* **Exercise instructions**
Return the lines that run from the line containing "What does this" through the end of the entries, both ends included. Leave out all pictures.

-- START OF Input --

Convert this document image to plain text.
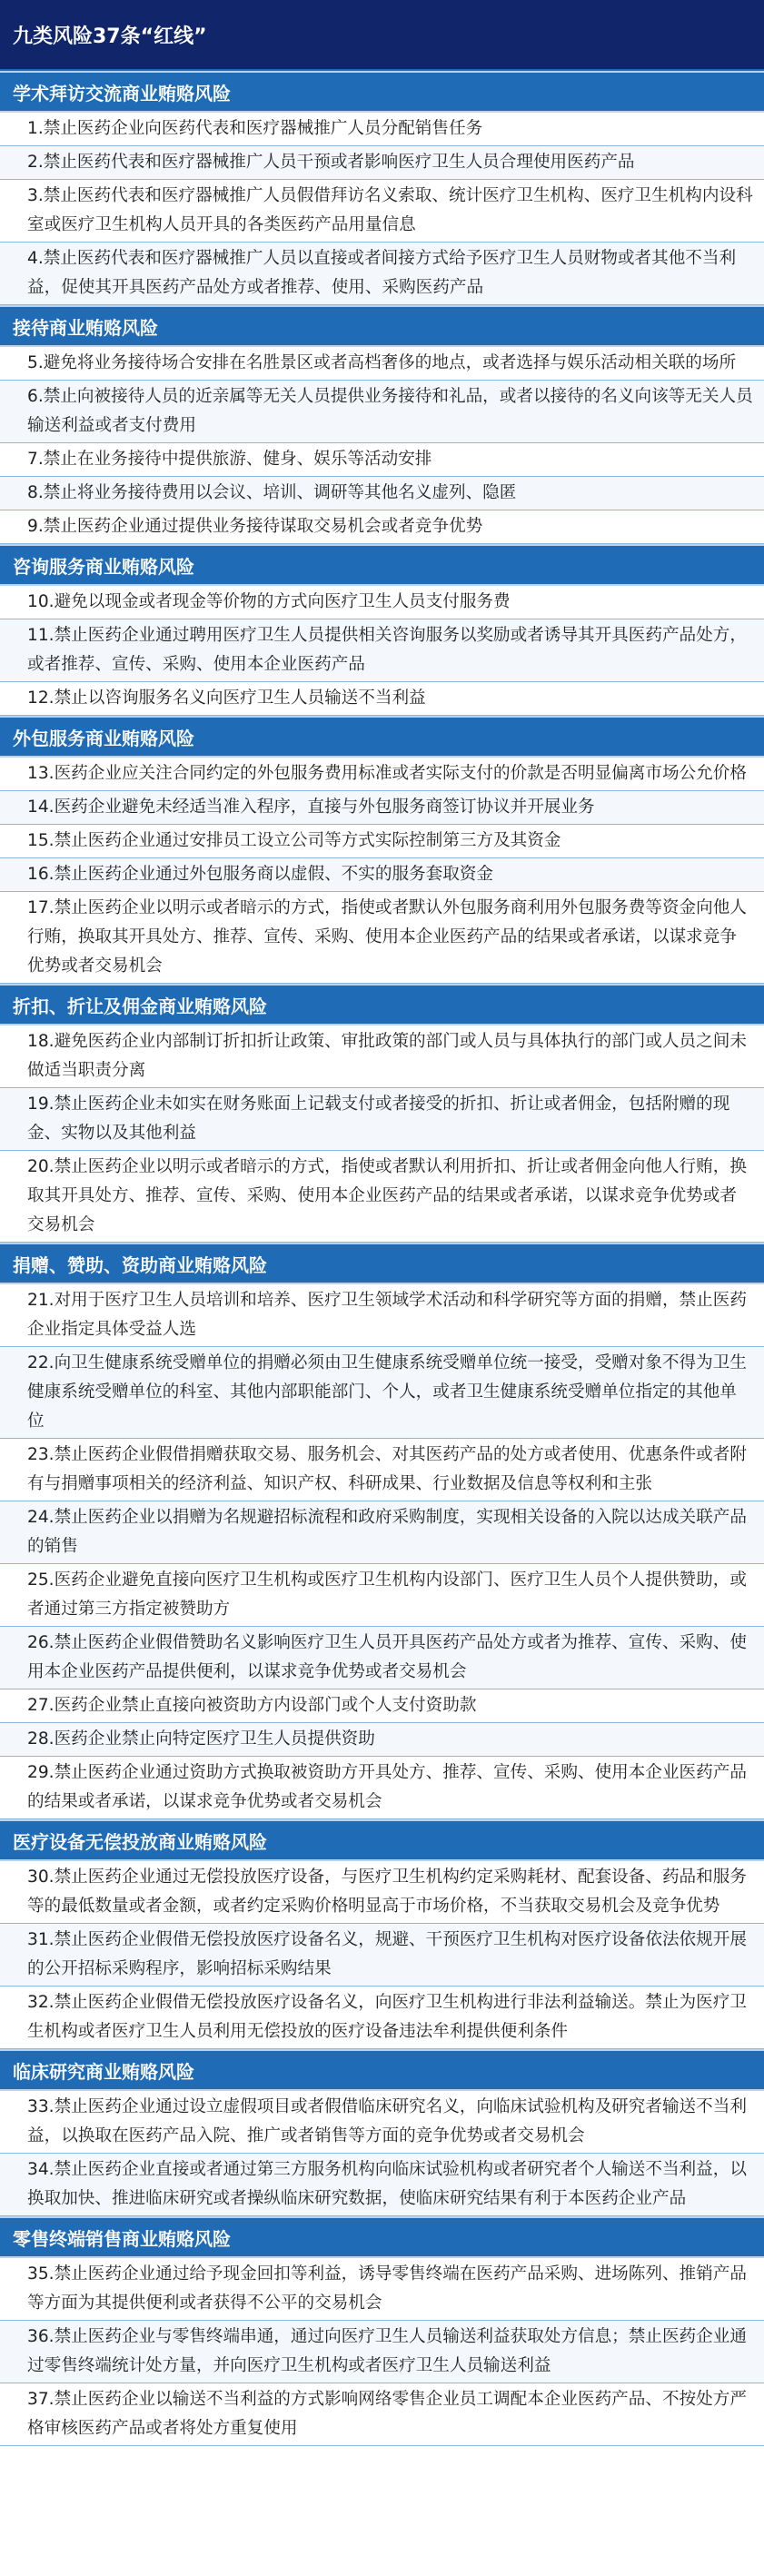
九类风险37条“红线”
学术拜访交流商业贿赂风险
1.禁止医药企业向医药代表和医疗器械推广人员分配销售任务
2.禁止医药代表和医疗器械推广人员干预或者影响医疗卫生人员合理使用医药产品
3.禁止医药代表和医疗器械推广人员假借拜访名义索取、统计医疗卫生机构、医疗卫生机构内设科室或医疗卫生机构人员开具的各类医药产品用量信息
4.禁止医药代表和医疗器械推广人员以直接或者间接方式给予医疗卫生人员财物或者其他不当利益，促使其开具医药产品处方或者推荐、使用、采购医药产品
接待商业贿赂风险
5.避免将业务接待场合安排在名胜景区或者高档奢侈的地点，或者选择与娱乐活动相关联的场所
6.禁止向被接待人员的近亲属等无关人员提供业务接待和礼品，或者以接待的名义向该等无关人员输送利益或者支付费用
7.禁止在业务接待中提供旅游、健身、娱乐等活动安排
8.禁止将业务接待费用以会议、培训、调研等其他名义虚列、隐匿
9.禁止医药企业通过提供业务接待谋取交易机会或者竞争优势
咨询服务商业贿赂风险
10.避免以现金或者现金等价物的方式向医疗卫生人员支付服务费
11.禁止医药企业通过聘用医疗卫生人员提供相关咨询服务以奖励或者诱导其开具医药产品处方，或者推荐、宣传、采购、使用本企业医药产品
12.禁止以咨询服务名义向医疗卫生人员输送不当利益
外包服务商业贿赂风险
13.医药企业应关注合同约定的外包服务费用标准或者实际支付的价款是否明显偏离市场公允价格
14.医药企业避免未经适当准入程序，直接与外包服务商签订协议并开展业务
15.禁止医药企业通过安排员工设立公司等方式实际控制第三方及其资金
16.禁止医药企业通过外包服务商以虚假、不实的服务套取资金
17.禁止医药企业以明示或者暗示的方式，指使或者默认外包服务商利用外包服务费等资金向他人行贿，换取其开具处方、推荐、宣传、采购、使用本企业医药产品的结果或者承诺，以谋求竞争优势或者交易机会
折扣、折让及佣金商业贿赂风险
18.避免医药企业内部制订折扣折让政策、审批政策的部门或人员与具体执行的部门或人员之间未做适当职责分离
19.禁止医药企业未如实在财务账面上记载支付或者接受的折扣、折让或者佣金，包括附赠的现金、实物以及其他利益
20.禁止医药企业以明示或者暗示的方式，指使或者默认利用折扣、折让或者佣金向他人行贿，换取其开具处方、推荐、宣传、采购、使用本企业医药产品的结果或者承诺，以谋求竞争优势或者交易机会
捐赠、赞助、资助商业贿赂风险
21.对用于医疗卫生人员培训和培养、医疗卫生领域学术活动和科学研究等方面的捐赠，禁止医药企业指定具体受益人选
22.向卫生健康系统受赠单位的捐赠必须由卫生健康系统受赠单位统一接受，受赠对象不得为卫生健康系统受赠单位的科室、其他内部职能部门、个人，或者卫生健康系统受赠单位指定的其他单位
23.禁止医药企业假借捐赠获取交易、服务机会、对其医药产品的处方或者使用、优惠条件或者附有与捐赠事项相关的经济利益、知识产权、科研成果、行业数据及信息等权利和主张
24.禁止医药企业以捐赠为名规避招标流程和政府采购制度，实现相关设备的入院以达成关联产品的销售
25.医药企业避免直接向医疗卫生机构或医疗卫生机构内设部门、医疗卫生人员个人提供赞助，或者通过第三方指定被赞助方
26.禁止医药企业假借赞助名义影响医疗卫生人员开具医药产品处方或者为推荐、宣传、采购、使用本企业医药产品提供便利，以谋求竞争优势或者交易机会
27.医药企业禁止直接向被资助方内设部门或个人支付资助款
28.医药企业禁止向特定医疗卫生人员提供资助
29.禁止医药企业通过资助方式换取被资助方开具处方、推荐、宣传、采购、使用本企业医药产品的结果或者承诺，以谋求竞争优势或者交易机会
医疗设备无偿投放商业贿赂风险
30.禁止医药企业通过无偿投放医疗设备，与医疗卫生机构约定采购耗材、配套设备、药品和服务等的最低数量或者金额，或者约定采购价格明显高于市场价格，不当获取交易机会及竞争优势
31.禁止医药企业假借无偿投放医疗设备名义，规避、干预医疗卫生机构对医疗设备依法依规开展的公开招标采购程序，影响招标采购结果
32.禁止医药企业假借无偿投放医疗设备名义，向医疗卫生机构进行非法利益输送。禁止为医疗卫生机构或者医疗卫生人员利用无偿投放的医疗设备违法牟利提供便利条件
临床研究商业贿赂风险
33.禁止医药企业通过设立虚假项目或者假借临床研究名义，向临床试验机构及研究者输送不当利益，以换取在医药产品入院、推广或者销售等方面的竞争优势或者交易机会
34.禁止医药企业直接或者通过第三方服务机构向临床试验机构或者研究者个人输送不当利益，以换取加快、推进临床研究或者操纵临床研究数据，使临床研究结果有利于本医药企业产品
零售终端销售商业贿赂风险
35.禁止医药企业通过给予现金回扣等利益，诱导零售终端在医药产品采购、进场陈列、推销产品等方面为其提供便利或者获得不公平的交易机会
36.禁止医药企业与零售终端串通，通过向医疗卫生人员输送利益获取处方信息；禁止医药企业通过零售终端统计处方量，并向医疗卫生机构或者医疗卫生人员输送利益
37.禁止医药企业以输送不当利益的方式影响网络零售企业员工调配本企业医药产品、不按处方严格审核医药产品或者将处方重复使用
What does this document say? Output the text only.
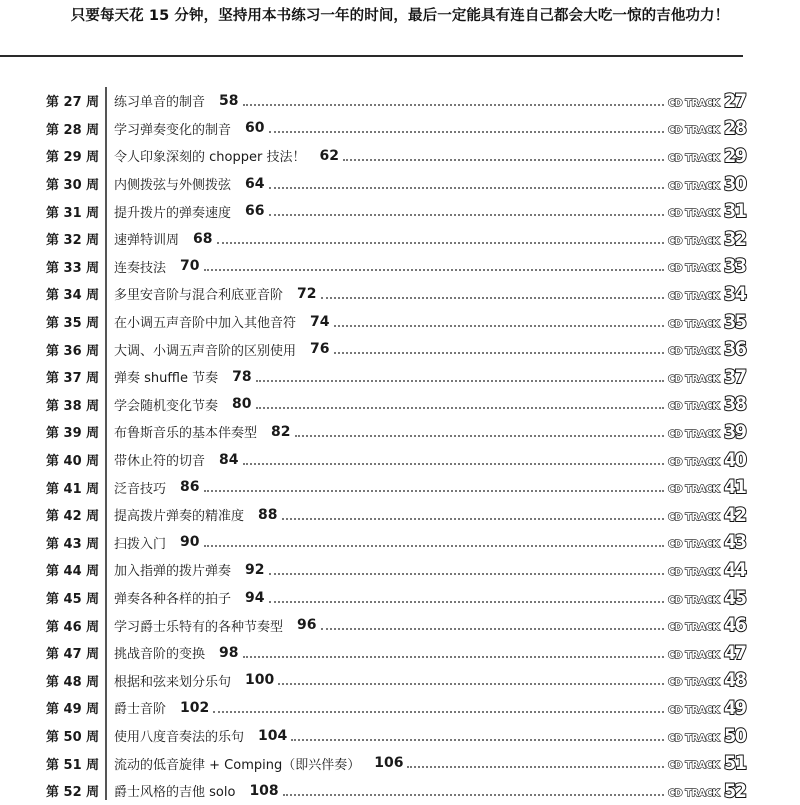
只要每天花 15 分钟，坚持用本书练习一年的时间，最后一定能具有连自己都会大吃一惊的吉他功力！
第 27 周 练习单音的制音 58	CD TRACK 27
第 28 周 学习弹奏变化的制音 60	CD TRACK 28
第 29 周 令人印象深刻的 chopper 技法！ 62	CD TRACK 29
第 30 周 内侧拨弦与外侧拨弦 64	CD TRACK 30
第 31 周 提升拨片的弹奏速度 66	CD TRACK 31
第 32 周 速弹特训周 68	CD TRACK 32
第 33 周 连奏技法 70	CD TRACK 33
第 34 周 多里安音阶与混合利底亚音阶 72	CD TRACK 34
第 35 周 在小调五声音阶中加入其他音符 74	CD TRACK 35
第 36 周 大调、小调五声音阶的区别使用 76	CD TRACK 36
第 37 周 弹奏 shuffle 节奏 78	CD TRACK 37
第 38 周 学会随机变化节奏 80	CD TRACK 38
第 39 周 布鲁斯音乐的基本伴奏型 82	CD TRACK 39
第 40 周 带休止符的切音 84	CD TRACK 40
第 41 周 泛音技巧 86	CD TRACK 41
第 42 周 提高拨片弹奏的精准度 88	CD TRACK 42
第 43 周 扫拨入门 90	CD TRACK 43
第 44 周 加入指弹的拨片弹奏 92	CD TRACK 44
第 45 周 弹奏各种各样的拍子 94	CD TRACK 45
第 46 周 学习爵士乐特有的各种节奏型 96	CD TRACK 46
第 47 周 挑战音阶的变换 98	CD TRACK 47
第 48 周 根据和弦来划分乐句 100	CD TRACK 48
第 49 周 爵士音阶 102	CD TRACK 49
第 50 周 使用八度音奏法的乐句 104	CD TRACK 50
第 51 周 流动的低音旋律 + Comping（即兴伴奏） 106	CD TRACK 51
第 52 周 爵士风格的吉他 solo 108	CD TRACK 52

-- END OF Input --

* **Task answer**
What does this document say? Output the text only.
只要每天花 15 分钟，坚持用本书练习一年的时间，最后一定能具有连自己都会大吃一惊的吉他功力！
第 27 周 练习单音的制音 58	CD TRACK 27
第 28 周 学习弹奏变化的制音 60	CD TRACK 28
第 29 周 令人印象深刻的 chopper 技法！ 62	CD TRACK 29
第 30 周 内侧拨弦与外侧拨弦 64	CD TRACK 30
第 31 周 提升拨片的弹奏速度 66	CD TRACK 31
第 32 周 速弹特训周 68	CD TRACK 32
第 33 周 连奏技法 70	CD TRACK 33
第 34 周 多里安音阶与混合利底亚音阶 72	CD TRACK 34
第 35 周 在小调五声音阶中加入其他音符 74	CD TRACK 35
第 36 周 大调、小调五声音阶的区别使用 76	CD TRACK 36
第 37 周 弹奏 shuffle 节奏 78	CD TRACK 37
第 38 周 学会随机变化节奏 80	CD TRACK 38
第 39 周 布鲁斯音乐的基本伴奏型 82	CD TRACK 39
第 40 周 带休止符的切音 84	CD TRACK 40
第 41 周 泛音技巧 86	CD TRACK 41
第 42 周 提高拨片弹奏的精准度 88	CD TRACK 42
第 43 周 扫拨入门 90	CD TRACK 43
第 44 周 加入指弹的拨片弹奏 92	CD TRACK 44
第 45 周 弹奏各种各样的拍子 94	CD TRACK 45
第 46 周 学习爵士乐特有的各种节奏型 96	CD TRACK 46
第 47 周 挑战音阶的变换 98	CD TRACK 47
第 48 周 根据和弦来划分乐句 100	CD TRACK 48
第 49 周 爵士音阶 102	CD TRACK 49
第 50 周 使用八度音奏法的乐句 104	CD TRACK 50
第 51 周 流动的低音旋律 + Comping（即兴伴奏） 106	CD TRACK 51
第 52 周 爵士风格的吉他 solo 108	CD TRACK 52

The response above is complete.